Written problem → From the entries that follow, extract each line holding the string "Iterated".

Records for this exercise →

>>>

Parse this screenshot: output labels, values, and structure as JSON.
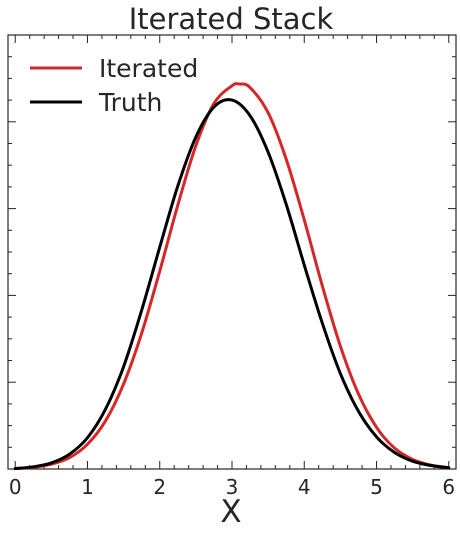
{
  "chart_data": {
    "type": "line",
    "title": "Iterated Stack",
    "xlabel": "X",
    "ylabel": "",
    "xlim": [
      -0.1,
      6.1
    ],
    "ylim": [
      0,
      1.0
    ],
    "xticks": [
      0,
      1,
      2,
      3,
      4,
      5,
      6
    ],
    "xtick_labels": [
      "0",
      "1",
      "2",
      "3",
      "4",
      "5",
      "6"
    ],
    "grid": false,
    "legend_position": "top-left",
    "series": [
      {
        "name": "Iterated",
        "color": "#d62728",
        "x": [
          0.0,
          0.25,
          0.5,
          0.75,
          1.0,
          1.25,
          1.5,
          1.75,
          2.0,
          2.25,
          2.5,
          2.75,
          3.0,
          3.1,
          3.25,
          3.5,
          3.75,
          4.0,
          4.25,
          4.5,
          4.75,
          5.0,
          5.25,
          5.5,
          5.75,
          6.0
        ],
        "y": [
          0.001,
          0.004,
          0.011,
          0.026,
          0.057,
          0.111,
          0.196,
          0.313,
          0.456,
          0.608,
          0.745,
          0.842,
          0.883,
          0.887,
          0.879,
          0.821,
          0.714,
          0.574,
          0.422,
          0.283,
          0.173,
          0.096,
          0.048,
          0.022,
          0.009,
          0.003
        ]
      },
      {
        "name": "Truth",
        "color": "#000000",
        "x": [
          0.0,
          0.25,
          0.5,
          0.75,
          1.0,
          1.25,
          1.5,
          1.75,
          2.0,
          2.25,
          2.5,
          2.75,
          3.0,
          3.25,
          3.5,
          3.75,
          4.0,
          4.25,
          4.5,
          4.75,
          5.0,
          5.25,
          5.5,
          5.75,
          6.0
        ],
        "y": [
          0.001,
          0.005,
          0.014,
          0.034,
          0.072,
          0.138,
          0.236,
          0.366,
          0.511,
          0.652,
          0.765,
          0.834,
          0.85,
          0.814,
          0.73,
          0.61,
          0.47,
          0.336,
          0.22,
          0.133,
          0.074,
          0.038,
          0.018,
          0.008,
          0.003
        ]
      }
    ]
  }
}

<<<

The reply →
    "title": "Iterated Stack",
        "name": "Iterated",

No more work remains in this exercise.